- Texte du document -
Language of document : ECLI:EU:T:2021:716

Affaire T220/20

Petrus Kerstens

contre

Commission européenne

 Arrêt du Tribunal (septième chambre) du 20 octobre 2021

« Fonction publique – Fonctionnaires – Procédure disciplinaire – Article 266 TFUE – Enquêtes administratives – Principe de bonne administration – Principe d’impartialité – Recours en annulation et en indemnité »

1.      Droits fondamentaux – Charte des droits fondamentaux de l’Union européenne – Droit à une bonne administration – Exigence d’impartialité – Notion – Existence de doutes quant aux apparences d’impartialité affectant une seule personne au sein d’un organe collégial – Présomption d’impartialité jusqu’à preuve du contraire

(Art. 6, § 1, TUE ; charte des droits fondamentaux de l’Union européenne, art. 41, § 1)

(voir points 32-35)

2.      Fonctionnaires – Régime disciplinaire – Enquête préalable à l’ouverture de la procédure disciplinaire – Exigence d’impartialité – Portée – Connaissance préalable des faits par l’enquêteur – Enquêteur ayant dénoncé les faits à l’origine de la procédure – Existence de doutes légitimes quant à l’impartialité de l’enquêteur – Violation de l’exigence d’impartialité

(Charte des droits fondamentaux de l’Union européenne, art. 41, § 1 ; statut des fonctionnaires, annexe IX, art. 3)

- Informations fournies -
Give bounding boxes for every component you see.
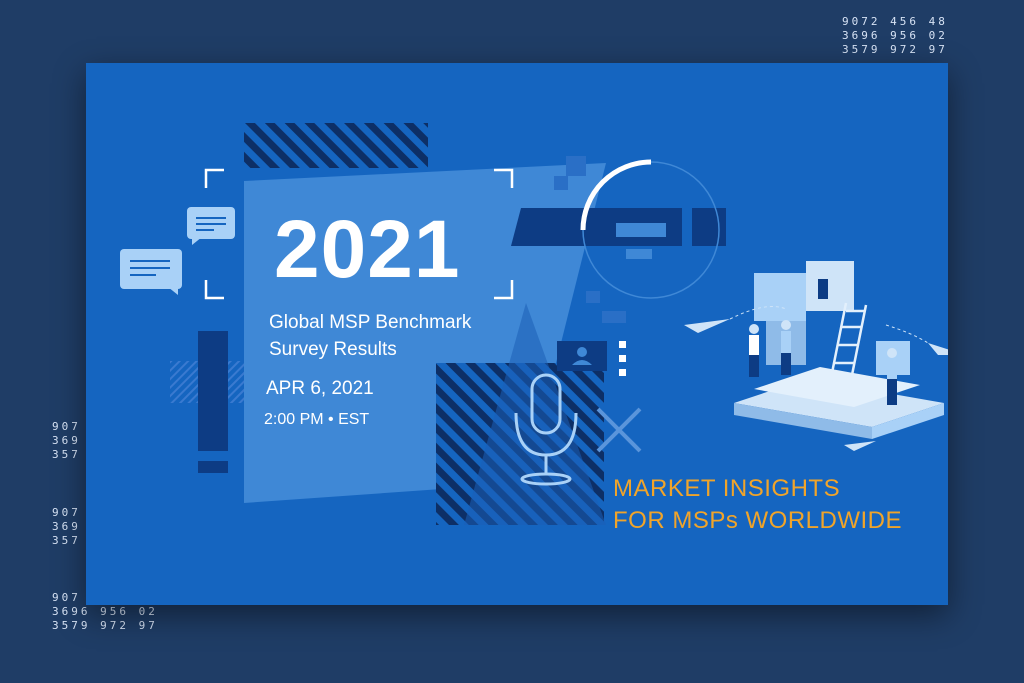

- Série d'exercices -
[A] Transcrivez, s'il vous plaît, sans rien modifier, le passage de l'arrêt du Tribunal qui s'ouvre sur les mots contenant « Commission européenne » et se termine par « (voir points 32-35) ».
[B] Poursuivez l'arrêt du Tribunal à partir de l'endroit où il s'arrête.

- Réponses aux exercices -
[A]
Commission européenne

 Arrêt du Tribunal (septième chambre) du 20 octobre 2021

« Fonction publique – Fonctionnaires – Procédure disciplinaire – Article 266 TFUE – Enquêtes administratives – Principe de bonne administration – Principe d’impartialité – Recours en annulation et en indemnité »

1.      Droits fondamentaux – Charte des droits fondamentaux de l’Union européenne – Droit à une bonne administration – Exigence d’impartialité – Notion – Existence de doutes quant aux apparences d’impartialité affectant une seule personne au sein d’un organe collégial – Présomption d’impartialité jusqu’à preuve du contraire

(Art. 6, § 1, TUE ; charte des droits fondamentaux de l’Union européenne, art. 41, § 1)

(voir points 32-35)

[B]
(voir points 37-43)

Résumé

Le requérant, M. Petrus Kerstens, est un ancien fonctionnaire de la Commission européenne, à l’encontre duquel, à des dates différentes et pour diverses raisons, la Commission avait ouvert trois procédures disciplinaires.

Par décision clôturant les trois procédures (ci-après la « décision attaquée »), l’autorité investie du pouvoir de nomination (ci-après l’« AIPN ») a constaté que le comportement du requérant constituait un manquement aux articles 11, 12 et 17 du statut des fonctionnaires de l’Union européenne (ci-après le « statut »).

La réclamation du requérant contre la décision attaquée ayant été rejetée, ce dernier a saisi le Tribunal d’un recours en annulation contre cette décision. Il met notamment en cause l’impartialité de la procédure d’enquête unique du fait du regroupement des trois procédures disciplinaires et de la participation à cette enquête, en qualité de responsable de la conduite de celle-ci, de la dénonciatrice des faits examinés dans le cadre d’une des procédures disciplinaires.

Le Tribunal accueille le recours et annule la décision attaquée. Dans son arrêt, le Tribunal complète sa jurisprudence quant à l’impartialité subjective et précise la notion d’impartialité objective, qui doivent toutes deux être respectées par l’administration, au titre du principe de bonne administration, dans le cadre d’une procédure disciplinaire.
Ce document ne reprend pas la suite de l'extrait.